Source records
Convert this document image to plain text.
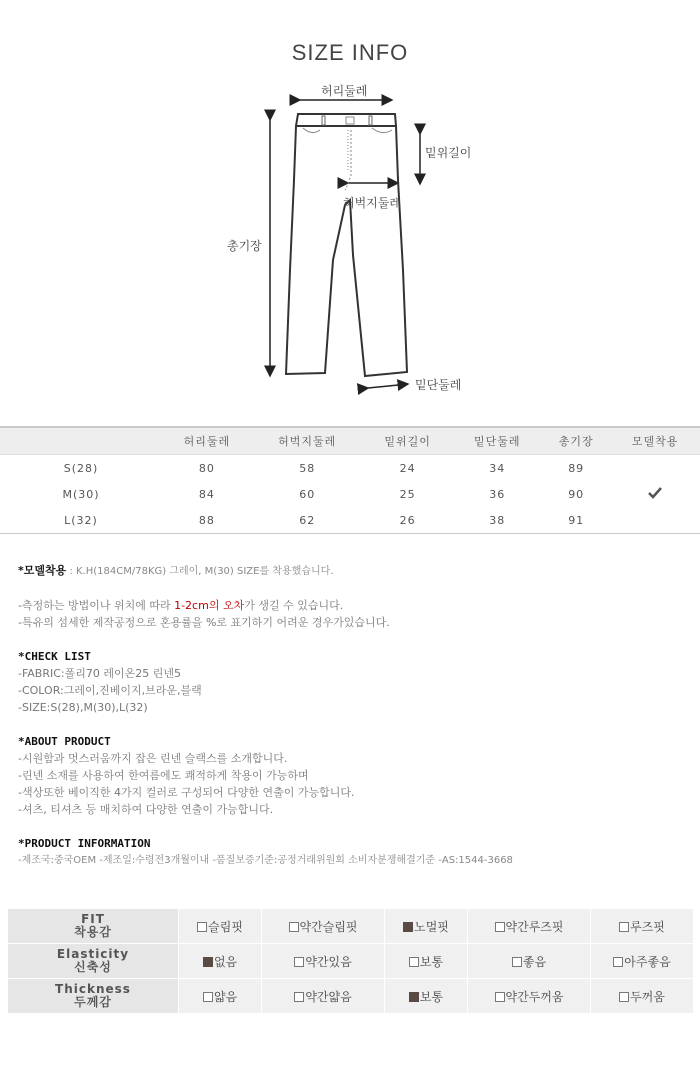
SIZE INFO
허리둘레
밑위길이
허벅지둘레
총기장
밑단둘레
	허리둘레	허벅지둘레	밑위길이	밑단둘레	총기장	모델착용
S(28)	80	58	24	34	89	
M(30)	84	60	25	36	90	
L(32)	88	62	26	38	91	

*모델착용 : K.H(184CM/78KG) 그레이, M(30) SIZE를 착용했습니다.

-측정하는 방법이나 위치에 따라 1-2cm의 오차가 생길 수 있습니다.

-특유의 섬세한 제작공정으로 혼용률을 %로 표기하기 어려운 경우가있습니다.

*CHECK LIST

-FABRIC:폴리70 레이온25 린넨5

-COLOR:그레이,진베이지,브라운,블랙

-SIZE:S(28),M(30),L(32)

*ABOUT PRODUCT

-시원함과 멋스러움까지 잡은 린넨 슬랙스를 소개합니다.

-린넨 소재를 사용하여 한여름에도 쾌적하게 착용이 가능하며

-색상또한 베이직한 4가지 컬러로 구성되어 다양한 연출이 가능합니다.

-셔츠, 티셔츠 등 매치하여 다양한 연출이 가능합니다.

*PRODUCT INFORMATION

-제조국:중국OEM -제조일:수령전3개월이내 -품질보증기준:공정거래위원회 소비자분쟁해결기준 -AS:1544-3668

FIT
착용감	슬림핏	약간슬림핏	노멀핏	약간루즈핏	루즈핏
Elasticity
신축성	없음	약간있음	보통	좋음	아주좋음
Thickness
두께감	얇음	약간얇음	보통	약간두꺼움	두꺼움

(The task):
Determine how many lines of the listing above include the word "PRODUCT", and report that number only.

(Completed exercise):
2